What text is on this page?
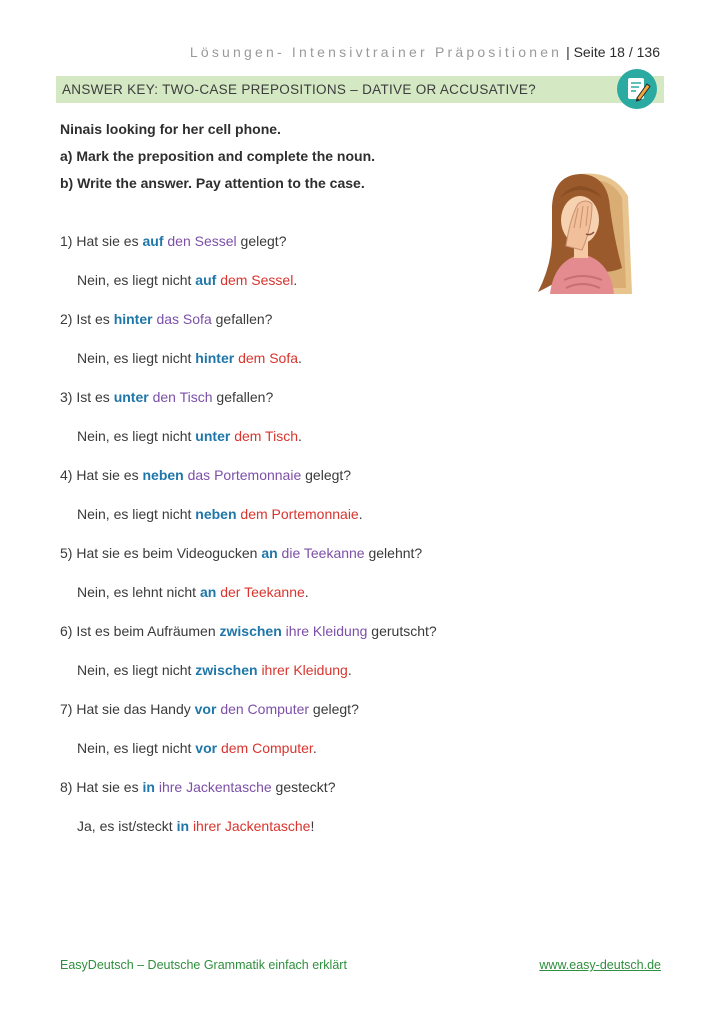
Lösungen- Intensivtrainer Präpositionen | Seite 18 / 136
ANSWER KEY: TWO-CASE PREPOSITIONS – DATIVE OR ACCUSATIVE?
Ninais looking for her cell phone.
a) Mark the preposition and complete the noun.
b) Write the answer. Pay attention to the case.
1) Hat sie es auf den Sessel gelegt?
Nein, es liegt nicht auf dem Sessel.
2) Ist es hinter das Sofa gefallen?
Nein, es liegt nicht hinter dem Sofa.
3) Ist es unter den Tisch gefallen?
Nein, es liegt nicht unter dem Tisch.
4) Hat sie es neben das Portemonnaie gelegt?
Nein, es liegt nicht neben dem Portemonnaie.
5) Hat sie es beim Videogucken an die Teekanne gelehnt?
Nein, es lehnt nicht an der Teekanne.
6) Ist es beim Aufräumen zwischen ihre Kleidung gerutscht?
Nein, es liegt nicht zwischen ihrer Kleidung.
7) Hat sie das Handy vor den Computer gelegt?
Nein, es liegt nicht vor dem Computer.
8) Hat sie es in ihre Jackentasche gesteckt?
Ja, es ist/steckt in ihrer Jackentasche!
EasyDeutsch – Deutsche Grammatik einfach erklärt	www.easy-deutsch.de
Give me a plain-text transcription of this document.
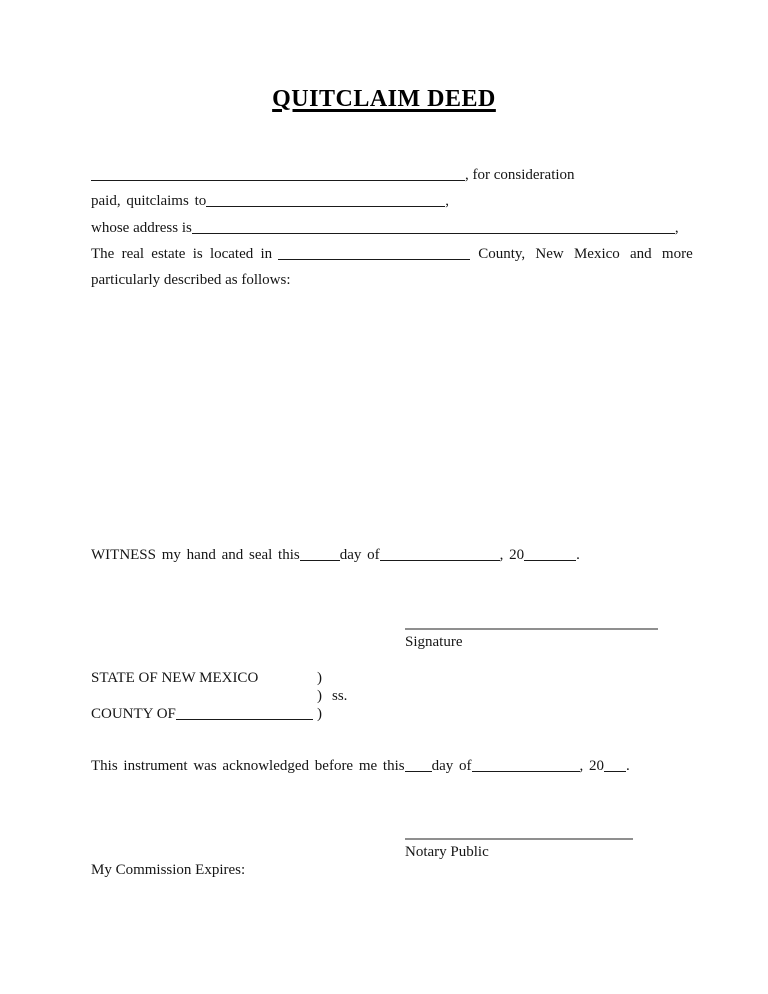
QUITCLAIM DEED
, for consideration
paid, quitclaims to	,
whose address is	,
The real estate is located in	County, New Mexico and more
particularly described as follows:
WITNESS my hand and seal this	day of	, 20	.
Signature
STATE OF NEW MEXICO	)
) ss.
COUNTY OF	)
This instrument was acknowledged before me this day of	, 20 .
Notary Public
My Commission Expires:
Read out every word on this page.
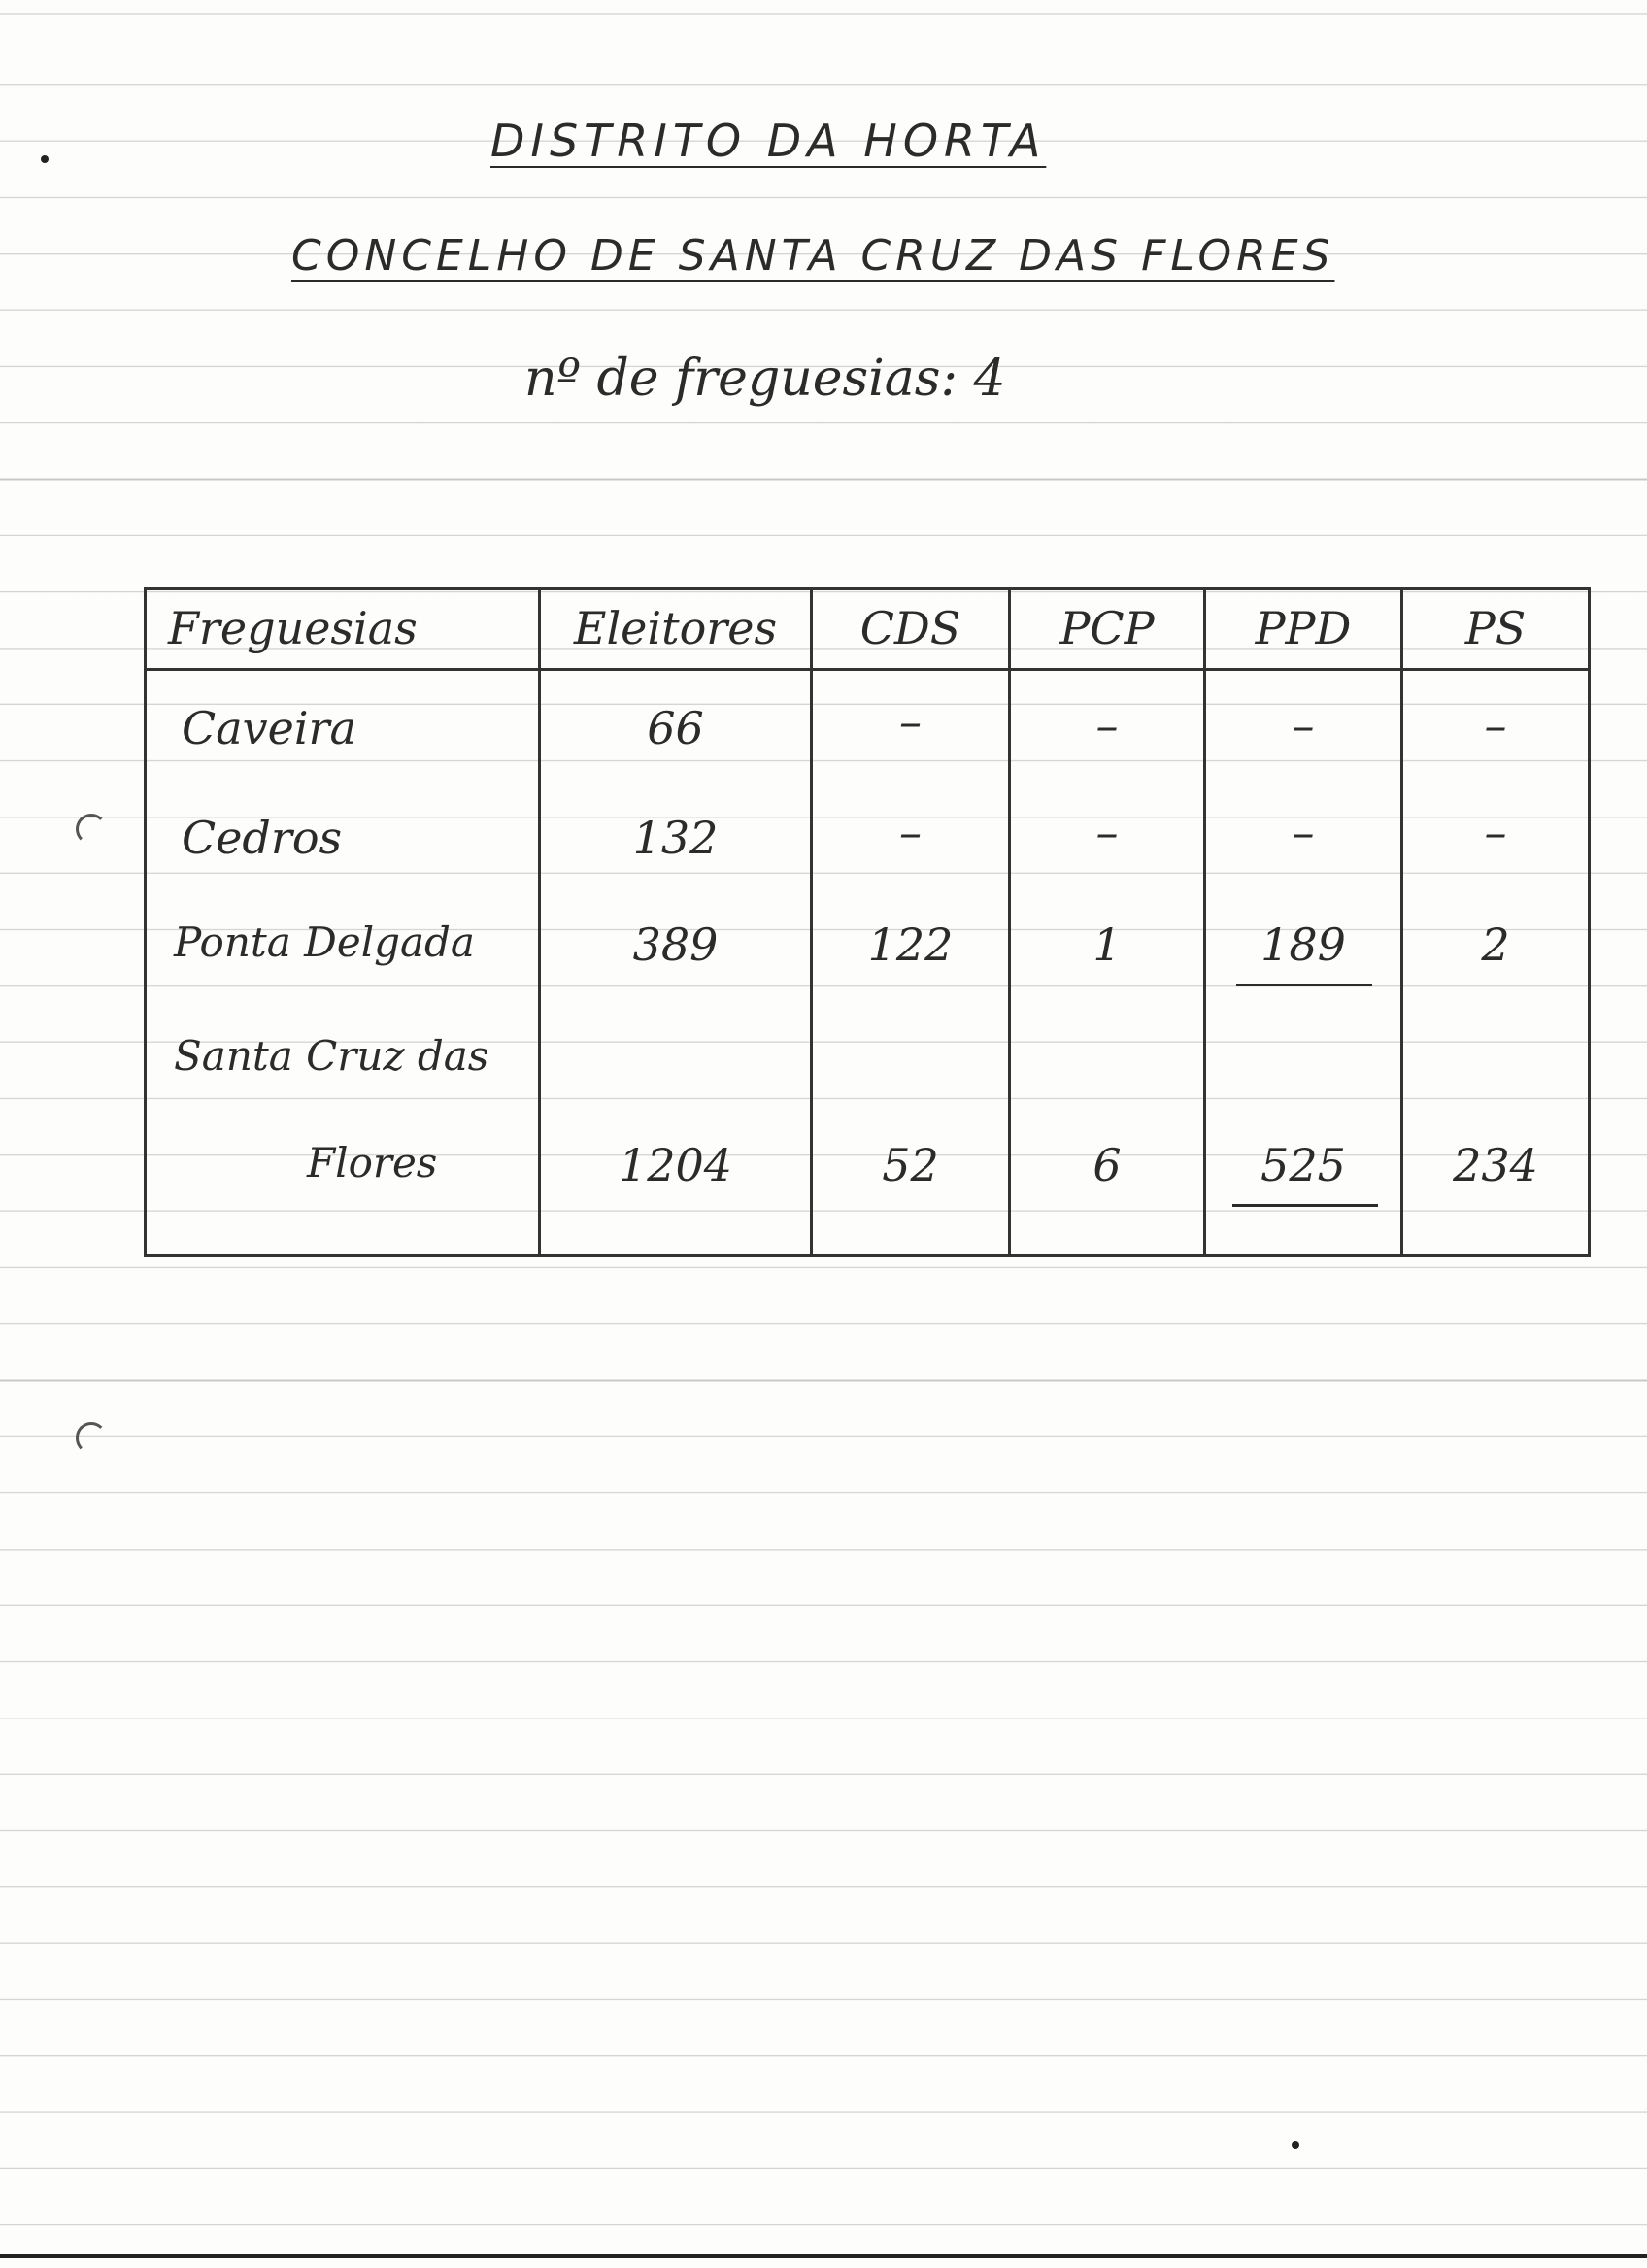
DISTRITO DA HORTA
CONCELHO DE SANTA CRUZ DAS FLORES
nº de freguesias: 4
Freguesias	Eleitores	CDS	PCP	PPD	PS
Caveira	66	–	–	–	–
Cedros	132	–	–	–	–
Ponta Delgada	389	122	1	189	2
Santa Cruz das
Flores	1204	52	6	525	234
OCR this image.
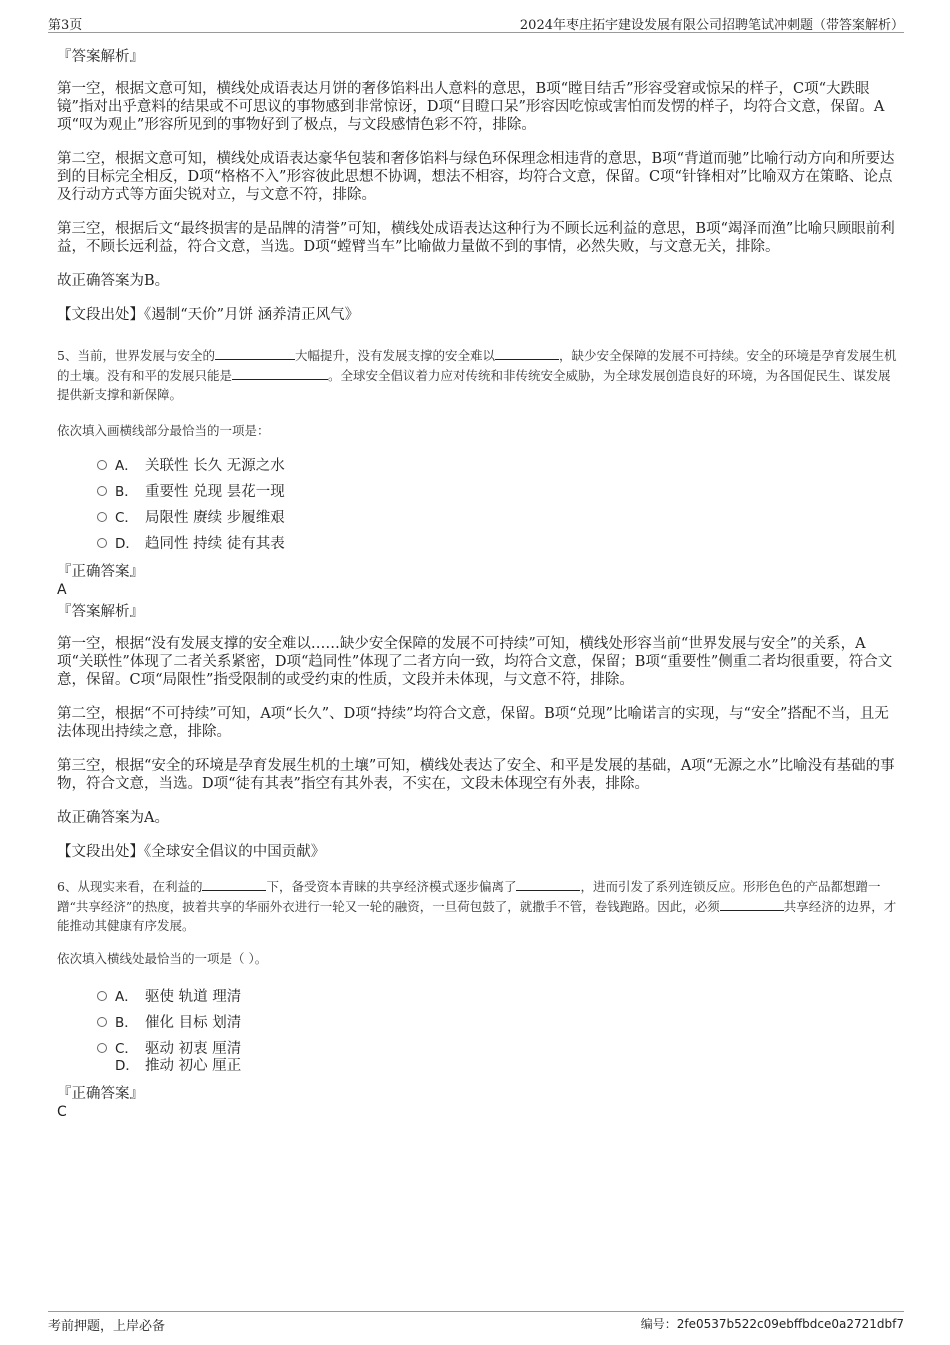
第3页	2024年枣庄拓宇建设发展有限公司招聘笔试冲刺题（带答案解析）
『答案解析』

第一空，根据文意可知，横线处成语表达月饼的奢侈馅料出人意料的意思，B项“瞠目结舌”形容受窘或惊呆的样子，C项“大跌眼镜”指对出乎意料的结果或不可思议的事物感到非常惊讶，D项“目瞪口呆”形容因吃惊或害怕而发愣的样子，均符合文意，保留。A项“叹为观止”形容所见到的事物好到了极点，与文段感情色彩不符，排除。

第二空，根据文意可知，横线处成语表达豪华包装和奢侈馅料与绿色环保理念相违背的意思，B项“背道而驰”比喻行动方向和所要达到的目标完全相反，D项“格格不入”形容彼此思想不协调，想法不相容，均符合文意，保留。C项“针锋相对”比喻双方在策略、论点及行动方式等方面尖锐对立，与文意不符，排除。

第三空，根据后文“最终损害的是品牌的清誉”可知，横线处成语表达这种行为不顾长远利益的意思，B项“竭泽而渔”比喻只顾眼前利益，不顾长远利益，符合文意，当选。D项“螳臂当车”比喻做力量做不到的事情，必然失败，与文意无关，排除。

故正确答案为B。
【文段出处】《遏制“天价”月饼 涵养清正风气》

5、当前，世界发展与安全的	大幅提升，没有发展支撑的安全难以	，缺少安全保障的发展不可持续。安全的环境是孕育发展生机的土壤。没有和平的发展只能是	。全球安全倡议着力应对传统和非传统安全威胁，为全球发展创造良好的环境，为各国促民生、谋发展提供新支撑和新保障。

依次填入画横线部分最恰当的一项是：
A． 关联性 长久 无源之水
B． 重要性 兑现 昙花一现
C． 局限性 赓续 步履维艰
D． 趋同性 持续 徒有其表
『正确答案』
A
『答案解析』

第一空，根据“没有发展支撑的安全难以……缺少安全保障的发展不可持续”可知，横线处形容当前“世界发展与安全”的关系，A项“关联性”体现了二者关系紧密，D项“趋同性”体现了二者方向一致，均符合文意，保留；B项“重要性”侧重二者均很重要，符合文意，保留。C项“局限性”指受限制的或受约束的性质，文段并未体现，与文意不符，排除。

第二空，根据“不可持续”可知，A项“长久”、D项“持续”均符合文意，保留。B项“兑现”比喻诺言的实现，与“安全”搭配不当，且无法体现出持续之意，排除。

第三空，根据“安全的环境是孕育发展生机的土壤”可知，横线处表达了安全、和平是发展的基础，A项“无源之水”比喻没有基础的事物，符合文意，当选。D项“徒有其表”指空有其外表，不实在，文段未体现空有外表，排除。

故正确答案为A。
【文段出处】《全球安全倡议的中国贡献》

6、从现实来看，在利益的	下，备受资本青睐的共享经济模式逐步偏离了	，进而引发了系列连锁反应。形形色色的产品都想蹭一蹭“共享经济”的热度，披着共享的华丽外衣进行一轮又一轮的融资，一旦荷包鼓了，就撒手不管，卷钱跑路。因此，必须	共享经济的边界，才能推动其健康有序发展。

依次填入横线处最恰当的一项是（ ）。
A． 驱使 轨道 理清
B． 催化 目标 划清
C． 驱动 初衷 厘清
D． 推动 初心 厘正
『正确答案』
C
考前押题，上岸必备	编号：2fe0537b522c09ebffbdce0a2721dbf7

* * * * * * * * *

__Task to carry out__. Quote the full listing above word for word; exclude every picture from the copy.

__Response__.
What text is on this page?
Lösungen- Intensivtrainer Präpositionen | Seite 18 / 136
ANSWER KEY: TWO-CASE PREPOSITIONS – DATIVE OR ACCUSATIVE?
Ninais looking for her cell phone.
a) Mark the preposition and complete the noun.
b) Write the answer. Pay attention to the case.
1) Hat sie es auf den Sessel gelegt?
Nein, es liegt nicht auf dem Sessel.
2) Ist es hinter das Sofa gefallen?
Nein, es liegt nicht hinter dem Sofa.
3) Ist es unter den Tisch gefallen?
Nein, es liegt nicht unter dem Tisch.
4) Hat sie es neben das Portemonnaie gelegt?
Nein, es liegt nicht neben dem Portemonnaie.
5) Hat sie es beim Videogucken an die Teekanne gelehnt?
Nein, es lehnt nicht an der Teekanne.
6) Ist es beim Aufräumen zwischen ihre Kleidung gerutscht?
Nein, es liegt nicht zwischen ihrer Kleidung.
7) Hat sie das Handy vor den Computer gelegt?
Nein, es liegt nicht vor dem Computer.
8) Hat sie es in ihre Jackentasche gesteckt?
Ja, es ist/steckt in ihrer Jackentasche!
EasyDeutsch – Deutsche Grammatik einfach erklärt	www.easy-deutsch.de
Give me a plain-text transcription of this document.
QUITCLAIM DEED
, for consideration
paid, quitclaims to	,
whose address is	,
The real estate is located in	County, New Mexico and more
particularly described as follows:
WITNESS my hand and seal this	day of	, 20	.
Signature
STATE OF NEW MEXICO	)
) ss.
COUNTY OF	)
This instrument was acknowledged before me this day of	, 20 .
Notary Public
My Commission Expires:
Read out every word on this page.
DISTRITO DA HORTA
CONCELHO DE SANTA CRUZ DAS FLORES
nº de freguesias: 4
Freguesias	Eleitores	CDS	PCP	PPD	PS
Caveira	66	–	–	–	–
Cedros	132	–	–	–	–
Ponta Delgada	389	122	1	189	2
Santa Cruz das
Flores	1204	52	6	525	234
OCR this image.
第3页	2024年枣庄拓宇建设发展有限公司招聘笔试冲刺题（带答案解析）
『答案解析』

第一空，根据文意可知，横线处成语表达月饼的奢侈馅料出人意料的意思，B项“瞠目结舌”形容受窘或惊呆的样子，C项“大跌眼镜”指对出乎意料的结果或不可思议的事物感到非常惊讶，D项“目瞪口呆”形容因吃惊或害怕而发愣的样子，均符合文意，保留。A项“叹为观止”形容所见到的事物好到了极点，与文段感情色彩不符，排除。

第二空，根据文意可知，横线处成语表达豪华包装和奢侈馅料与绿色环保理念相违背的意思，B项“背道而驰”比喻行动方向和所要达到的目标完全相反，D项“格格不入”形容彼此思想不协调，想法不相容，均符合文意，保留。C项“针锋相对”比喻双方在策略、论点及行动方式等方面尖锐对立，与文意不符，排除。

第三空，根据后文“最终损害的是品牌的清誉”可知，横线处成语表达这种行为不顾长远利益的意思，B项“竭泽而渔”比喻只顾眼前利益，不顾长远利益，符合文意，当选。D项“螳臂当车”比喻做力量做不到的事情，必然失败，与文意无关，排除。

故正确答案为B。
【文段出处】《遏制“天价”月饼 涵养清正风气》

5、当前，世界发展与安全的	大幅提升，没有发展支撑的安全难以	，缺少安全保障的发展不可持续。安全的环境是孕育发展生机的土壤。没有和平的发展只能是	。全球安全倡议着力应对传统和非传统安全威胁，为全球发展创造良好的环境，为各国促民生、谋发展提供新支撑和新保障。

依次填入画横线部分最恰当的一项是：
A． 关联性 长久 无源之水
B． 重要性 兑现 昙花一现
C． 局限性 赓续 步履维艰
D． 趋同性 持续 徒有其表
『正确答案』
A
『答案解析』

第一空，根据“没有发展支撑的安全难以……缺少安全保障的发展不可持续”可知，横线处形容当前“世界发展与安全”的关系，A项“关联性”体现了二者关系紧密，D项“趋同性”体现了二者方向一致，均符合文意，保留；B项“重要性”侧重二者均很重要，符合文意，保留。C项“局限性”指受限制的或受约束的性质，文段并未体现，与文意不符，排除。

第二空，根据“不可持续”可知，A项“长久”、D项“持续”均符合文意，保留。B项“兑现”比喻诺言的实现，与“安全”搭配不当，且无法体现出持续之意，排除。

第三空，根据“安全的环境是孕育发展生机的土壤”可知，横线处表达了安全、和平是发展的基础，A项“无源之水”比喻没有基础的事物，符合文意，当选。D项“徒有其表”指空有其外表，不实在，文段未体现空有外表，排除。

故正确答案为A。
【文段出处】《全球安全倡议的中国贡献》

6、从现实来看，在利益的	下，备受资本青睐的共享经济模式逐步偏离了	，进而引发了系列连锁反应。形形色色的产品都想蹭一蹭“共享经济”的热度，披着共享的华丽外衣进行一轮又一轮的融资，一旦荷包鼓了，就撒手不管，卷钱跑路。因此，必须	共享经济的边界，才能推动其健康有序发展。

依次填入横线处最恰当的一项是（ ）。
A． 驱使 轨道 理清
B． 催化 目标 划清
C． 驱动 初衷 厘清
D． 推动 初心 厘正
『正确答案』
C
考前押题，上岸必备	编号：2fe0537b522c09ebffbdce0a2721dbf7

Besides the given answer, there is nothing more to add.